**Records for this exercise:**
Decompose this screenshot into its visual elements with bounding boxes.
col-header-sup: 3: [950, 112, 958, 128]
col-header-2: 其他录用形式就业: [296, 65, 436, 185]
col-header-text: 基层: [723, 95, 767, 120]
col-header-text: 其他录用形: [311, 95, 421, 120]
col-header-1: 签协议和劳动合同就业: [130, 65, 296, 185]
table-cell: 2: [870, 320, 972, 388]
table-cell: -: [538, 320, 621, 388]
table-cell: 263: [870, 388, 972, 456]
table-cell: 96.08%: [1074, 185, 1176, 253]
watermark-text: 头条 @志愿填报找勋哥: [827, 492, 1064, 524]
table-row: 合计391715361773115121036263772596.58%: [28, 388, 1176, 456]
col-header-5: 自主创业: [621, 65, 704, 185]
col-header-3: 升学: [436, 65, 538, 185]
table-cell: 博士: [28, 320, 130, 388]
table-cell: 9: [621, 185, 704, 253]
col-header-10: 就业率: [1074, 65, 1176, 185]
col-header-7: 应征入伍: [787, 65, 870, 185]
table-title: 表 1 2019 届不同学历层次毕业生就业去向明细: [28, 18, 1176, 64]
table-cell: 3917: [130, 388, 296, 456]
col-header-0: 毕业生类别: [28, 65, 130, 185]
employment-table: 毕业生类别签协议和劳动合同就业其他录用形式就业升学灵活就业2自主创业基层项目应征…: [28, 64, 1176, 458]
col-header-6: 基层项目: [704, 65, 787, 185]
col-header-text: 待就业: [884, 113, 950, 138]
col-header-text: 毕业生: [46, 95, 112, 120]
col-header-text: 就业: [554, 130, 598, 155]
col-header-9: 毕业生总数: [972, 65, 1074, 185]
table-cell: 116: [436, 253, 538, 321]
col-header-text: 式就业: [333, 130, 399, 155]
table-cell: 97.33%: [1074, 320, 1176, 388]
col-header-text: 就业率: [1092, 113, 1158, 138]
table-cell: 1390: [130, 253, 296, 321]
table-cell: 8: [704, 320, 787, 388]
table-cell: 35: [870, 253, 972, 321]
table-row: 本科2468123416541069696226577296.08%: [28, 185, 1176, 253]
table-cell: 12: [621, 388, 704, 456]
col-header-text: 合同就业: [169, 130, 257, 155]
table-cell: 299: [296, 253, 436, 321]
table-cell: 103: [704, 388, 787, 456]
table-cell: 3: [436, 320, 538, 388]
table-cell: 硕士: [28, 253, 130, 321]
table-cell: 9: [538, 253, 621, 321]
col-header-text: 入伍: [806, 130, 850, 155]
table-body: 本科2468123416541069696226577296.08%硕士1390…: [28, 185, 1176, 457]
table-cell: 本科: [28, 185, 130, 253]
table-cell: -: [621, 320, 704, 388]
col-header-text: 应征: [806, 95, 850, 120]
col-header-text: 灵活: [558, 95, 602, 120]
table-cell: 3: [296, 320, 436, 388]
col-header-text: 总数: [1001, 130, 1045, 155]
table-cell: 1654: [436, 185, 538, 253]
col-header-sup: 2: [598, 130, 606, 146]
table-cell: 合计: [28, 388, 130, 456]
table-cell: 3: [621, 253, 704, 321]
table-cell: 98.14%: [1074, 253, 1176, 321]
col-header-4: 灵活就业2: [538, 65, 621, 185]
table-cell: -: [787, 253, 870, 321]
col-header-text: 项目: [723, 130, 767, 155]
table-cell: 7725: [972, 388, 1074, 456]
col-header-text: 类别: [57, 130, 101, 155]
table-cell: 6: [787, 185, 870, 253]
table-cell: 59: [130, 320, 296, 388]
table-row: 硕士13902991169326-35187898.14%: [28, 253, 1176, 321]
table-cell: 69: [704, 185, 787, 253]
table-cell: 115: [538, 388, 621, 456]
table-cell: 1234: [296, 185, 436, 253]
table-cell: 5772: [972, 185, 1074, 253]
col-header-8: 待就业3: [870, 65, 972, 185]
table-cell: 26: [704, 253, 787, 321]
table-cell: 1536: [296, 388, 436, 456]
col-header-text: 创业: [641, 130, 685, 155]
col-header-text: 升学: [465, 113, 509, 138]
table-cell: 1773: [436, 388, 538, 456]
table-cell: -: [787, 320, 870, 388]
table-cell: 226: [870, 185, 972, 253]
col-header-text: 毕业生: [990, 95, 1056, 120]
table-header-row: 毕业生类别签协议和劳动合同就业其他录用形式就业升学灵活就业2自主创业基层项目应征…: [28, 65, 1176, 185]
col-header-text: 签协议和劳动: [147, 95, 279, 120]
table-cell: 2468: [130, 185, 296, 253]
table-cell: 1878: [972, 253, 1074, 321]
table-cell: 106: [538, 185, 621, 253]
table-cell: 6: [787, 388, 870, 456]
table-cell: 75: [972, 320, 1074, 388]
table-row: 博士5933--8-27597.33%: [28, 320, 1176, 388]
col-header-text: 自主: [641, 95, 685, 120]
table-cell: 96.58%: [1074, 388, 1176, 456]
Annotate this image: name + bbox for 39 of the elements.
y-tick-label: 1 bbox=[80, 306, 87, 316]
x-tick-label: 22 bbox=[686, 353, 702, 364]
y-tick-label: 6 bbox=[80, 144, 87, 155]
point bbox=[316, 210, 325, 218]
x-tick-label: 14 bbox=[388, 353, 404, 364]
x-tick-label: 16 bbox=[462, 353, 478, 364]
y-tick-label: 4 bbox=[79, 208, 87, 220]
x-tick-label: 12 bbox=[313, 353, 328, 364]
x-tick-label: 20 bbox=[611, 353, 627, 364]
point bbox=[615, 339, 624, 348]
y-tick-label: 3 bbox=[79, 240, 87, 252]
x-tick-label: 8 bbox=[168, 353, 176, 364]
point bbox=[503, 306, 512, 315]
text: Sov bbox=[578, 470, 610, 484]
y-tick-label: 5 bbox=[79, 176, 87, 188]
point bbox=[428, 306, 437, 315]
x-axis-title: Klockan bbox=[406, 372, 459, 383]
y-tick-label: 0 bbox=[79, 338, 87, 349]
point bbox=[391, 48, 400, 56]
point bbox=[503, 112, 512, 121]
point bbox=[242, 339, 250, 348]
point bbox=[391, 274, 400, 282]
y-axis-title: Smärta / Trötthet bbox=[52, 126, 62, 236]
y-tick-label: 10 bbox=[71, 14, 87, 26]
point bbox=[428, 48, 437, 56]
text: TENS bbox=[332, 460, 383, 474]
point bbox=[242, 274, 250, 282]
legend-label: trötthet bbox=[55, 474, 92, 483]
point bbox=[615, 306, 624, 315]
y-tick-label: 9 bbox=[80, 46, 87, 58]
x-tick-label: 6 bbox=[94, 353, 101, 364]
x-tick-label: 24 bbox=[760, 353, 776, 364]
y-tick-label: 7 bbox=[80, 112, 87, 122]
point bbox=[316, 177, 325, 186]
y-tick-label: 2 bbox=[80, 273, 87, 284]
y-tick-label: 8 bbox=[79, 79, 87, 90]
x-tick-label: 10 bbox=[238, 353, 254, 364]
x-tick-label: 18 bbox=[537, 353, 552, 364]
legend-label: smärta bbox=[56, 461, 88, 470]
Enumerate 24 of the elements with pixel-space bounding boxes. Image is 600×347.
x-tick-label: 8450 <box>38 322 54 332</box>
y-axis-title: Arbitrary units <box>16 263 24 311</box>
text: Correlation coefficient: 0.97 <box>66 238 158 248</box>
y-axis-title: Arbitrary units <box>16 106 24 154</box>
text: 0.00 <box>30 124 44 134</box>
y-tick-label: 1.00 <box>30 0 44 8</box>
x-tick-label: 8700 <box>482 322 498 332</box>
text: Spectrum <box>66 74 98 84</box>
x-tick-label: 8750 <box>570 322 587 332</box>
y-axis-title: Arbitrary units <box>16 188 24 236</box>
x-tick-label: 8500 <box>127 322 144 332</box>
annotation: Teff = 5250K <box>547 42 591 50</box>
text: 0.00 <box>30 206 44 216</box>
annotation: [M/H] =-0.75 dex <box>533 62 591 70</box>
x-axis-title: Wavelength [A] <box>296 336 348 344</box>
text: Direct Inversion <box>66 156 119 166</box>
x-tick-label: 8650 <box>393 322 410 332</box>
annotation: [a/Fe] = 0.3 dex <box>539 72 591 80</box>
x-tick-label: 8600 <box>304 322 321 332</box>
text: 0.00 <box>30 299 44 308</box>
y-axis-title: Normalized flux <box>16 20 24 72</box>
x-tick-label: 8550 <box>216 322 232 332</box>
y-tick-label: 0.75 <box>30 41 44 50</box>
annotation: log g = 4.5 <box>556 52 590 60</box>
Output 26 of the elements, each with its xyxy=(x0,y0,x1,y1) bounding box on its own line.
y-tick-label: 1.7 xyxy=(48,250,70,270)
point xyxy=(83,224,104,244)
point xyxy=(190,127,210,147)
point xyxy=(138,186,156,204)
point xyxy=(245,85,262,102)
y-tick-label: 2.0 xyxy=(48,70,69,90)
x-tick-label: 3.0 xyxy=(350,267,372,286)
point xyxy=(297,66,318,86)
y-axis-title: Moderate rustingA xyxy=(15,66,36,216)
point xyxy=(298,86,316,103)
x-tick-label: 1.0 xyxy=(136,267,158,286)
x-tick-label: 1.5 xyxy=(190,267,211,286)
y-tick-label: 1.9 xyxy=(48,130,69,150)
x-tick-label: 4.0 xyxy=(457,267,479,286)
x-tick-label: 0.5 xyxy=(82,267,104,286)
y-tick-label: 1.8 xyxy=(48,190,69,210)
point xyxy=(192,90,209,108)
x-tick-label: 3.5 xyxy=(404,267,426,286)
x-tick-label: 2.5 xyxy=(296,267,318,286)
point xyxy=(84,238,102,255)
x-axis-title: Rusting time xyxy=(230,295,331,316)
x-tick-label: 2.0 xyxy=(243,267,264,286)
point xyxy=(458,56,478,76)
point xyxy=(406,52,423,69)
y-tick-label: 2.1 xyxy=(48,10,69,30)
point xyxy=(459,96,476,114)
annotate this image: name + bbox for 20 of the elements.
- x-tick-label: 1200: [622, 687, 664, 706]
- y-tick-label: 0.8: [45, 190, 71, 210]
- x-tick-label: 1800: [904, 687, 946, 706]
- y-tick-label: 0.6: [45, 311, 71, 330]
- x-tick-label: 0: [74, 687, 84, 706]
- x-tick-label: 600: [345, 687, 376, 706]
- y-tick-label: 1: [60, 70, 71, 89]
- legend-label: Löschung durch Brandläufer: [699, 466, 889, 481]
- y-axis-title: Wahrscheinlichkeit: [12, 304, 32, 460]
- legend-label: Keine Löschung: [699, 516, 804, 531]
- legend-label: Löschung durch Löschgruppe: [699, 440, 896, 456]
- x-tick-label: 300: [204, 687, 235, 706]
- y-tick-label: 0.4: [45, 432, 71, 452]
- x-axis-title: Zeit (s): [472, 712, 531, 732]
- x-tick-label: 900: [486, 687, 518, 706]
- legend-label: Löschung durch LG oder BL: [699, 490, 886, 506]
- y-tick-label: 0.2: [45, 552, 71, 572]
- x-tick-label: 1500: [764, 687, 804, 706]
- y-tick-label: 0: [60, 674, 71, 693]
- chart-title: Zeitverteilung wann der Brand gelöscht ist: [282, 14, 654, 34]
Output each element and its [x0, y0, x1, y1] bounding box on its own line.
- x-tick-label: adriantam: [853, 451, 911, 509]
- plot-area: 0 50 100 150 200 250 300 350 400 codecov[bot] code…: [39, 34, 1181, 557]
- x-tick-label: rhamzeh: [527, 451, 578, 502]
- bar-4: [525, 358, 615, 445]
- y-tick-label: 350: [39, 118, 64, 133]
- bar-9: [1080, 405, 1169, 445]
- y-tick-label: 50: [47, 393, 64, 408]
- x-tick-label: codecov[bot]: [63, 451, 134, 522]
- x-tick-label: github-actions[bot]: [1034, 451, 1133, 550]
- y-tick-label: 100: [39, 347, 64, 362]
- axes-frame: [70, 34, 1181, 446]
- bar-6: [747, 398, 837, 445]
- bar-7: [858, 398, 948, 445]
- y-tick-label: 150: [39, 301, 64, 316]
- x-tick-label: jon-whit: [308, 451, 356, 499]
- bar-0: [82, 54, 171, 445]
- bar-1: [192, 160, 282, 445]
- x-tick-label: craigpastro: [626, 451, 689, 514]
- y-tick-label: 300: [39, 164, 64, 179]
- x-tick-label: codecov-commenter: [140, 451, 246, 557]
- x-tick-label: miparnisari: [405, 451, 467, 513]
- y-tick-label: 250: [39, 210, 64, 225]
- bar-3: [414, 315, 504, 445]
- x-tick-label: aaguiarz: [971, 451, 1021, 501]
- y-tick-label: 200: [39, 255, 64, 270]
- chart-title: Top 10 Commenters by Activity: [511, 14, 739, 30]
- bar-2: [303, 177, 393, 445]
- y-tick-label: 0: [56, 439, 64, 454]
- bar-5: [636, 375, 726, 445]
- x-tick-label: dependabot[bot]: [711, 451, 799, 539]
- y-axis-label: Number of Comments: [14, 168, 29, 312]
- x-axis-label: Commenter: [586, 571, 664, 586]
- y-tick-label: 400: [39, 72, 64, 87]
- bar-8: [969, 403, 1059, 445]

**Requirement:** Copy out the rows word for word, starting at the first line and ending at the line containing "[28, 185, 1176, 253]".

**Answer to the task:**
Decompose this screenshot into its visual elements with bounding boxes.
col-header-sup: 3: [950, 112, 958, 128]
col-header-2: 其他录用形式就业: [296, 65, 436, 185]
col-header-text: 基层: [723, 95, 767, 120]
col-header-text: 其他录用形: [311, 95, 421, 120]
col-header-1: 签协议和劳动合同就业: [130, 65, 296, 185]
table-cell: 2: [870, 320, 972, 388]
table-cell: -: [538, 320, 621, 388]
table-cell: 263: [870, 388, 972, 456]
table-cell: 96.08%: [1074, 185, 1176, 253]
watermark-text: 头条 @志愿填报找勋哥: [827, 492, 1064, 524]
table-row: 合计391715361773115121036263772596.58%: [28, 388, 1176, 456]
col-header-5: 自主创业: [621, 65, 704, 185]
col-header-3: 升学: [436, 65, 538, 185]
table-cell: 博士: [28, 320, 130, 388]
table-cell: 9: [621, 185, 704, 253]
col-header-10: 就业率: [1074, 65, 1176, 185]
col-header-7: 应征入伍: [787, 65, 870, 185]
table-title: 表 1 2019 届不同学历层次毕业生就业去向明细: [28, 18, 1176, 64]
table-cell: 3917: [130, 388, 296, 456]
col-header-0: 毕业生类别: [28, 65, 130, 185]
employment-table: 毕业生类别签协议和劳动合同就业其他录用形式就业升学灵活就业2自主创业基层项目应征…: [28, 64, 1176, 458]
col-header-6: 基层项目: [704, 65, 787, 185]
col-header-text: 待就业: [884, 113, 950, 138]
col-header-text: 毕业生: [46, 95, 112, 120]
col-header-text: 就业: [554, 130, 598, 155]
col-header-9: 毕业生总数: [972, 65, 1074, 185]
table-cell: 116: [436, 253, 538, 321]
col-header-text: 式就业: [333, 130, 399, 155]
table-cell: 97.33%: [1074, 320, 1176, 388]
col-header-text: 就业率: [1092, 113, 1158, 138]
table-cell: 1390: [130, 253, 296, 321]
table-cell: 8: [704, 320, 787, 388]
table-cell: 35: [870, 253, 972, 321]
table-row: 本科2468123416541069696226577296.08%: [28, 185, 1176, 253]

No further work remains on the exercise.